• Problem requirements
Every record that follows must be duplicated exactly, with images left out.

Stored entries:

┏━━

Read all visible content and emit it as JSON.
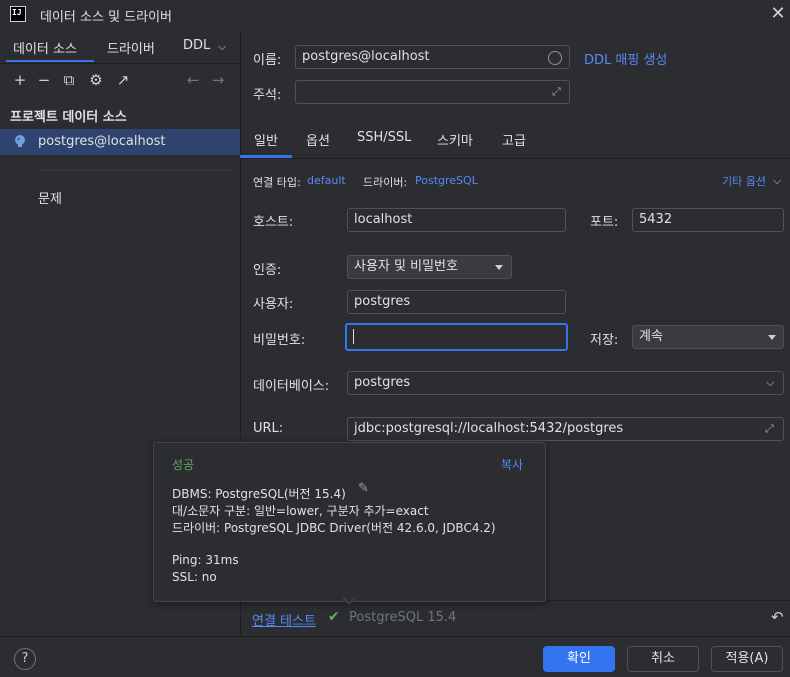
{
  "window": {
    "title": "데이터 소스 및 드라이버",
    "logo_text": "IJ"
  },
  "left": {
    "tabs": [
      "데이터 소스",
      "드라이버",
      "DDL"
    ],
    "section_title": "프로젝트 데이터 소스",
    "selected_source": "postgres@localhost",
    "problems": "문제"
  },
  "top": {
    "name_label": "이름:",
    "name_value": "postgres@localhost",
    "ddl_link": "DDL 매핑 생성",
    "comment_label": "주석:",
    "comment_value": ""
  },
  "tabs": [
    "일반",
    "옵션",
    "SSH/SSL",
    "스키마",
    "고급"
  ],
  "connection": {
    "type_label": "연결 타입:",
    "type_value": "default",
    "driver_label": "드라이버:",
    "driver_value": "PostgreSQL",
    "more_options": "기타 옵션"
  },
  "form": {
    "host_label": "호스트:",
    "host_value": "localhost",
    "port_label": "포트:",
    "port_value": "5432",
    "auth_label": "인증:",
    "auth_value": "사용자 및 비밀번호",
    "user_label": "사용자:",
    "user_value": "postgres",
    "password_label": "비밀번호:",
    "password_value": "",
    "save_label": "저장:",
    "save_value": "계속",
    "database_label": "데이터베이스:",
    "database_value": "postgres",
    "url_label": "URL:",
    "url_value": "jdbc:postgresql://localhost:5432/postgres"
  },
  "popup": {
    "status": "성공",
    "copy": "복사",
    "line1": "DBMS: PostgreSQL(버전 15.4)",
    "line2": "대/소문자 구분: 일반=lower, 구분자 추가=exact",
    "line3": "드라이버: PostgreSQL JDBC Driver(버전 42.6.0, JDBC4.2)",
    "line4": "Ping: 31ms",
    "line5": "SSL: no"
  },
  "test": {
    "link": "연결 테스트",
    "result": "PostgreSQL 15.4"
  },
  "footer": {
    "help": "?",
    "ok": "확인",
    "cancel": "취소",
    "apply": "적용(A)"
  },
  "colors": {
    "accent": "#3574f0",
    "success": "#5fad65",
    "link": "#548af7",
    "selection": "#2e436e"
  }
}
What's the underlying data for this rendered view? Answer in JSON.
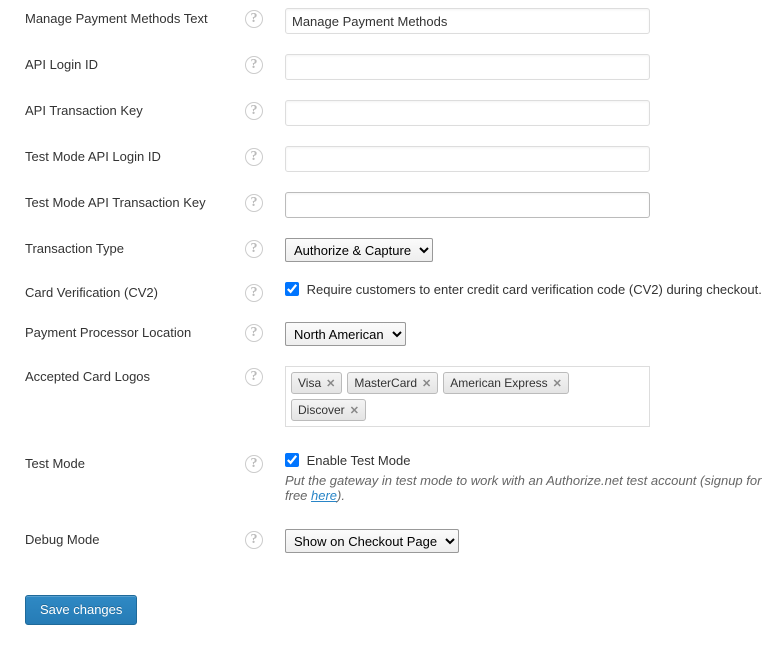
{
  "fields": {
    "manage_payment_methods": {
      "label": "Manage Payment Methods Text",
      "value": "Manage Payment Methods"
    },
    "api_login_id": {
      "label": "API Login ID",
      "value": ""
    },
    "api_transaction_key": {
      "label": "API Transaction Key",
      "value": ""
    },
    "test_api_login_id": {
      "label": "Test Mode API Login ID",
      "value": ""
    },
    "test_api_transaction_key": {
      "label": "Test Mode API Transaction Key",
      "value": ""
    },
    "transaction_type": {
      "label": "Transaction Type",
      "selected": "Authorize & Capture"
    },
    "card_verification": {
      "label": "Card Verification (CV2)",
      "checkbox_label": "Require customers to enter credit card verification code (CV2) during checkout.",
      "checked": true
    },
    "payment_processor_location": {
      "label": "Payment Processor Location",
      "selected": "North American"
    },
    "accepted_card_logos": {
      "label": "Accepted Card Logos",
      "chips": [
        "Visa",
        "MasterCard",
        "American Express",
        "Discover"
      ]
    },
    "test_mode": {
      "label": "Test Mode",
      "checkbox_label": "Enable Test Mode",
      "checked": true,
      "description_prefix": "Put the gateway in test mode to work with an Authorize.net test account (signup for free ",
      "description_link": "here",
      "description_suffix": ")."
    },
    "debug_mode": {
      "label": "Debug Mode",
      "selected": "Show on Checkout Page"
    }
  },
  "submit": {
    "label": "Save changes"
  }
}
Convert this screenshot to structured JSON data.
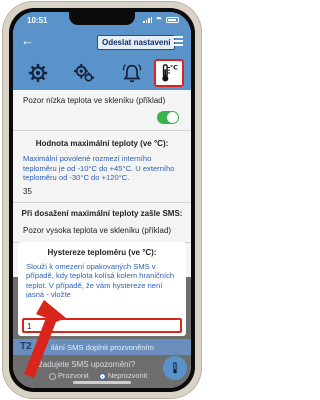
{
  "status": {
    "time": "10:51"
  },
  "header": {
    "send_label": "Odeslat nastavení"
  },
  "tabs": [
    {
      "icon": "gear-icon"
    },
    {
      "icon": "gears-icon"
    },
    {
      "icon": "bell-icon"
    },
    {
      "icon": "thermometer-icon",
      "unit": "°C",
      "active": true
    }
  ],
  "content": {
    "low_sms_example": "Pozor nízka teplota ve skleníku (příklad)",
    "low_toggle_on": true,
    "max_title": "Hodnota maximální teploty (ve °C):",
    "max_hint": "Maximální povolené rozmezí interního teploměru je od -10°C do +45°C. U externího teploměru od -30°C do +120°C.",
    "max_value": "35",
    "max_sms_title": "Při dosažení maximální teploty zašle SMS:",
    "max_sms_example": "Pozor vysoka teplota ve skleníku (příklad)"
  },
  "dialog": {
    "title": "Hystereze teploměru (ve °C):",
    "hint": "Slouží k omezení opakovaných SMS v případě, kdy teplota kolísá kolem hraničních teplot. V případě, že vám hystereze není jasná - vložte",
    "input_value": "1"
  },
  "behind": {
    "badge": "T2",
    "bar_text": "ilání SMS doplnit prozvoněním",
    "question": "Požadujete SMS upozornění?",
    "options": [
      "Prozvonit",
      "Neprozvonit"
    ],
    "selected": 1
  },
  "colors": {
    "primary": "#5a93c9",
    "accent": "#d9261c",
    "toggle": "#38b54a"
  }
}
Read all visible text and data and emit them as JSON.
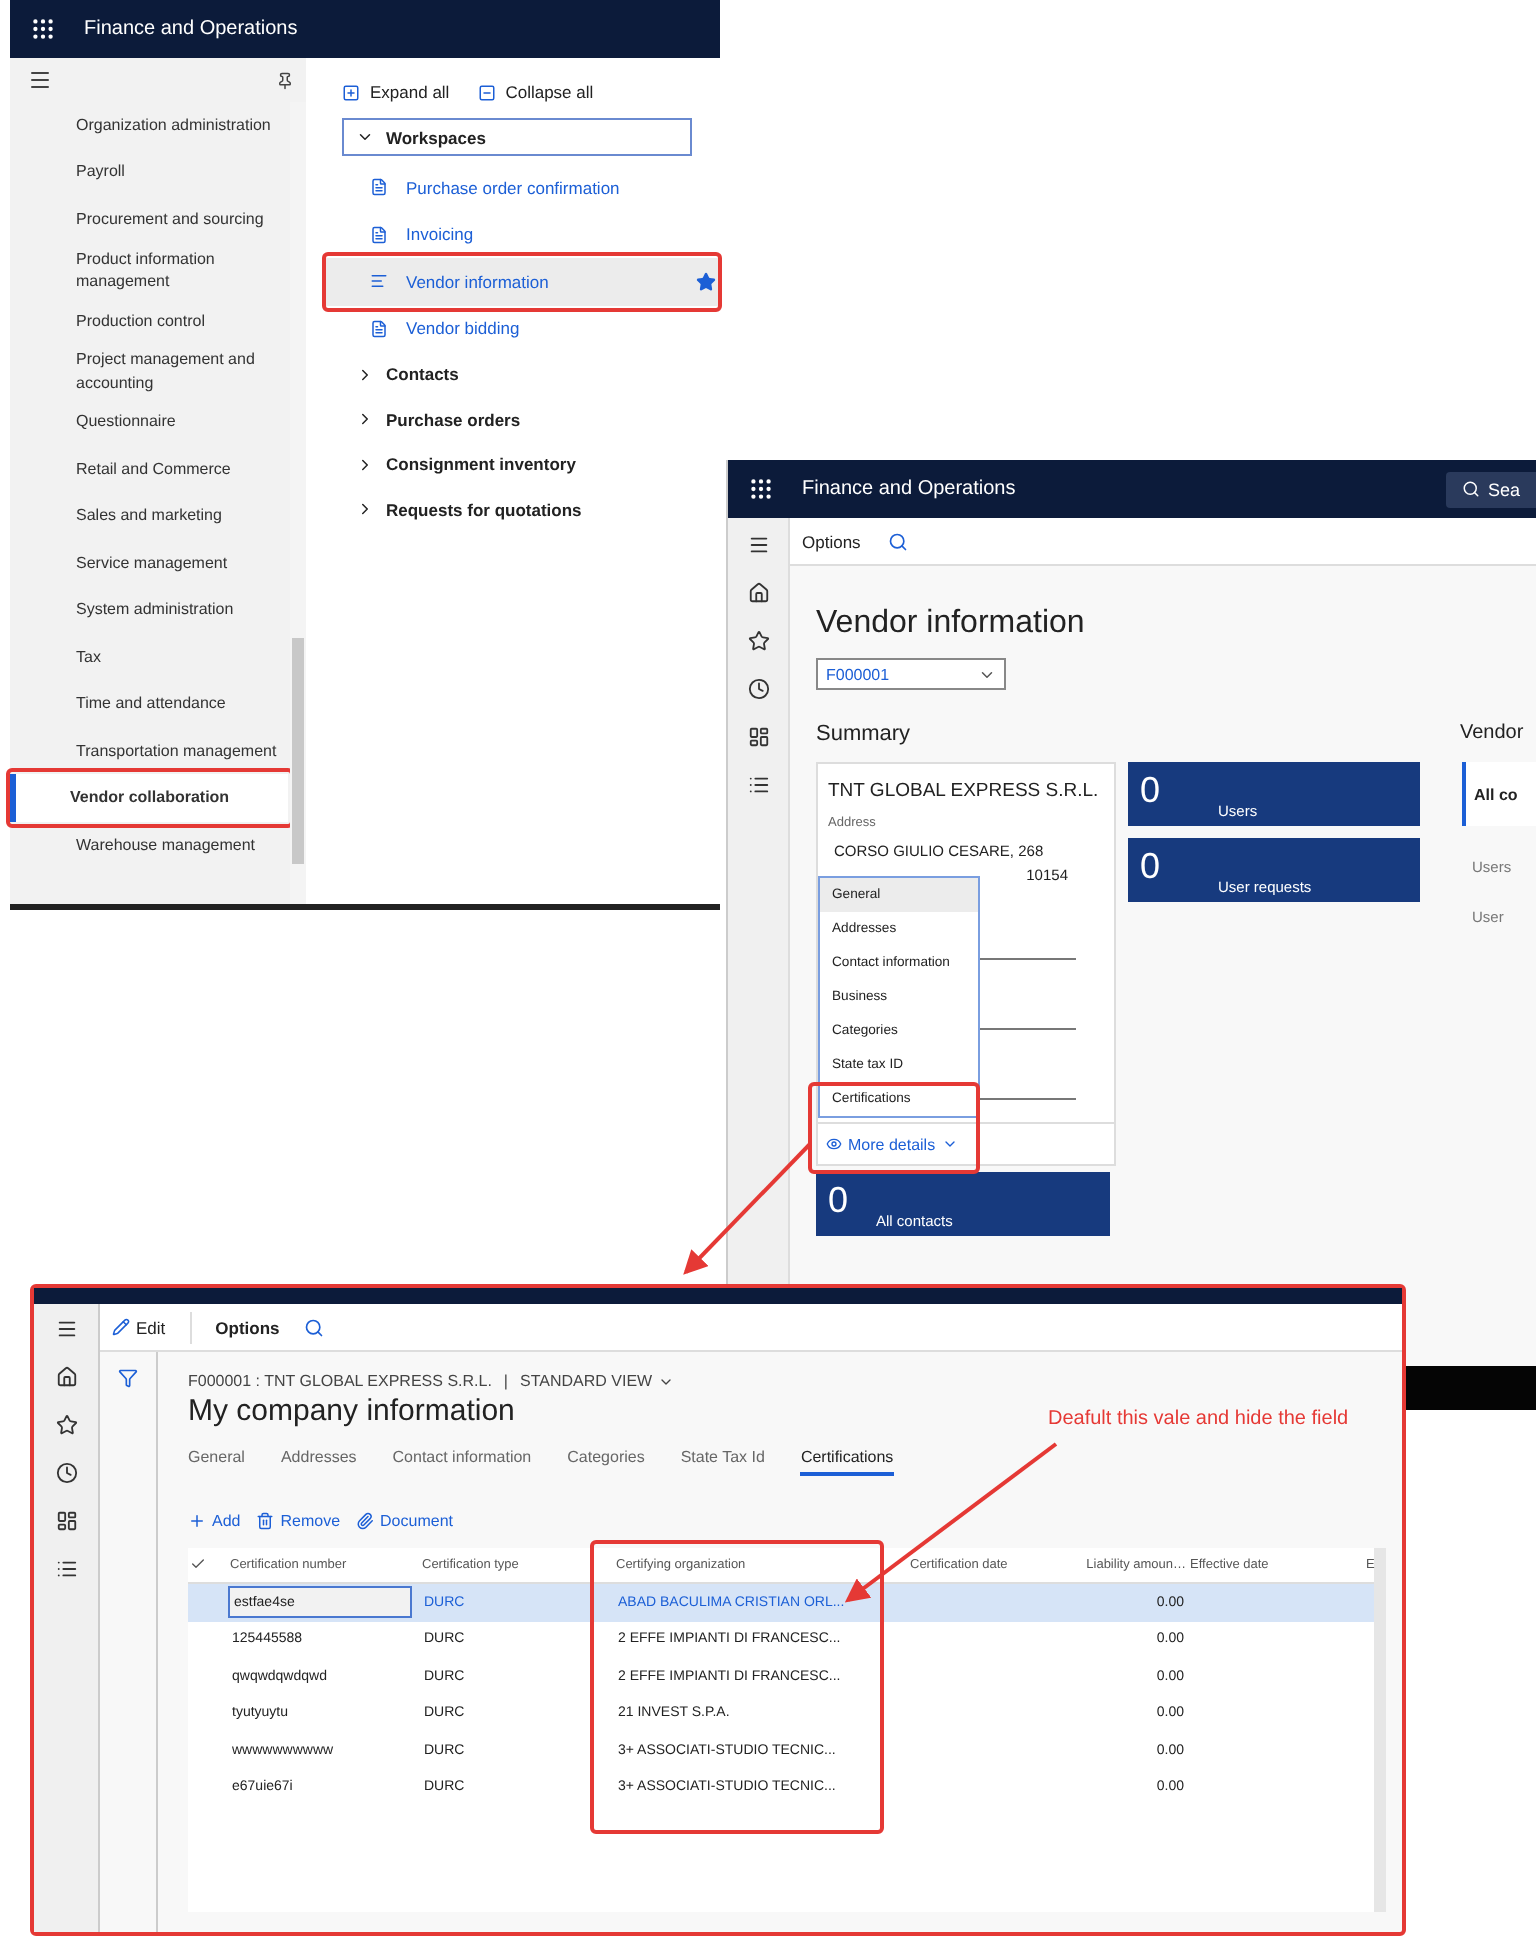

┗━━

• Completed exercise
Read all visible content and emit it as JSON.
{
  "window": {
    "title": "데이터 소스 및 드라이버",
    "logo_text": "IJ"
  },
  "left": {
    "tabs": [
      "데이터 소스",
      "드라이버",
      "DDL"
    ],
    "section_title": "프로젝트 데이터 소스",
    "selected_source": "postgres@localhost",
    "problems": "문제"
  },
  "top": {
    "name_label": "이름:",
    "name_value": "postgres@localhost",
    "ddl_link": "DDL 매핑 생성",
    "comment_label": "주석:",
    "comment_value": ""
  },
  "tabs": [
    "일반",
    "옵션",
    "SSH/SSL",
    "스키마",
    "고급"
  ],
  "connection": {
    "type_label": "연결 타입:",
    "type_value": "default",
    "driver_label": "드라이버:",
    "driver_value": "PostgreSQL",
    "more_options": "기타 옵션"
  },
  "form": {
    "host_label": "호스트:",
    "host_value": "localhost",
    "port_label": "포트:",
    "port_value": "5432",
    "auth_label": "인증:",
    "auth_value": "사용자 및 비밀번호",
    "user_label": "사용자:",
    "user_value": "postgres",
    "password_label": "비밀번호:",
    "password_value": "",
    "save_label": "저장:",
    "save_value": "계속",
    "database_label": "데이터베이스:",
    "database_value": "postgres",
    "url_label": "URL:",
    "url_value": "jdbc:postgresql://localhost:5432/postgres"
  },
  "popup": {
    "status": "성공",
    "copy": "복사",
    "line1": "DBMS: PostgreSQL(버전 15.4)",
    "line2": "대/소문자 구분: 일반=lower, 구분자 추가=exact",
    "line3": "드라이버: PostgreSQL JDBC Driver(버전 42.6.0, JDBC4.2)",
    "line4": "Ping: 31ms",
    "line5": "SSL: no"
  },
  "test": {
    "link": "연결 테스트",
    "result": "PostgreSQL 15.4"
  },
  "footer": {
    "help": "?",
    "ok": "확인",
    "cancel": "취소",
    "apply": "적용(A)"
  },
  "colors": {
    "accent": "#3574f0",
    "success": "#5fad65",
    "link": "#548af7",
    "selection": "#2e436e"
  }
}
What's the underlying data for this rendered view? Answer in JSON.
{
  "fields": {
    "manage_payment_methods": {
      "label": "Manage Payment Methods Text",
      "value": "Manage Payment Methods"
    },
    "api_login_id": {
      "label": "API Login ID",
      "value": ""
    },
    "api_transaction_key": {
      "label": "API Transaction Key",
      "value": ""
    },
    "test_api_login_id": {
      "label": "Test Mode API Login ID",
      "value": ""
    },
    "test_api_transaction_key": {
      "label": "Test Mode API Transaction Key",
      "value": ""
    },
    "transaction_type": {
      "label": "Transaction Type",
      "selected": "Authorize & Capture"
    },
    "card_verification": {
      "label": "Card Verification (CV2)",
      "checkbox_label": "Require customers to enter credit card verification code (CV2) during checkout.",
      "checked": true
    },
    "payment_processor_location": {
      "label": "Payment Processor Location",
      "selected": "North American"
    },
    "accepted_card_logos": {
      "label": "Accepted Card Logos",
      "chips": [
        "Visa",
        "MasterCard",
        "American Express",
        "Discover"
      ]
    },
    "test_mode": {
      "label": "Test Mode",
      "checkbox_label": "Enable Test Mode",
      "checked": true,
      "description_prefix": "Put the gateway in test mode to work with an Authorize.net test account (signup for free ",
      "description_link": "here",
      "description_suffix": ")."
    },
    "debug_mode": {
      "label": "Debug Mode",
      "selected": "Show on Checkout Page"
    }
  },
  "submit": {
    "label": "Save changes"
  }
}
Convert this screenshot to structured JSON data.
{
  "status": {
    "time": "10:51"
  },
  "header": {
    "send_label": "Odeslat nastavení"
  },
  "tabs": [
    {
      "icon": "gear-icon"
    },
    {
      "icon": "gears-icon"
    },
    {
      "icon": "bell-icon"
    },
    {
      "icon": "thermometer-icon",
      "unit": "°C",
      "active": true
    }
  ],
  "content": {
    "low_sms_example": "Pozor nízka teplota ve skleníku (příklad)",
    "low_toggle_on": true,
    "max_title": "Hodnota maximální teploty (ve °C):",
    "max_hint": "Maximální povolené rozmezí interního teploměru je od -10°C do +45°C. U externího teploměru od -30°C do +120°C.",
    "max_value": "35",
    "max_sms_title": "Při dosažení maximální teploty zašle SMS:",
    "max_sms_example": "Pozor vysoka teplota ve skleníku (příklad)"
  },
  "dialog": {
    "title": "Hystereze teploměru (ve °C):",
    "hint": "Slouží k omezení opakovaných SMS v případě, kdy teplota kolísá kolem hraničních teplot. V případě, že vám hystereze není jasná - vložte",
    "input_value": "1"
  },
  "behind": {
    "badge": "T2",
    "bar_text": "ilání SMS doplnit prozvoněním",
    "question": "Požadujete SMS upozornění?",
    "options": [
      "Prozvonit",
      "Neprozvonit"
    ],
    "selected": 1
  },
  "colors": {
    "primary": "#5a93c9",
    "accent": "#d9261c",
    "toggle": "#38b54a"
  }
}
Read all visible text and data and emit them as JSON.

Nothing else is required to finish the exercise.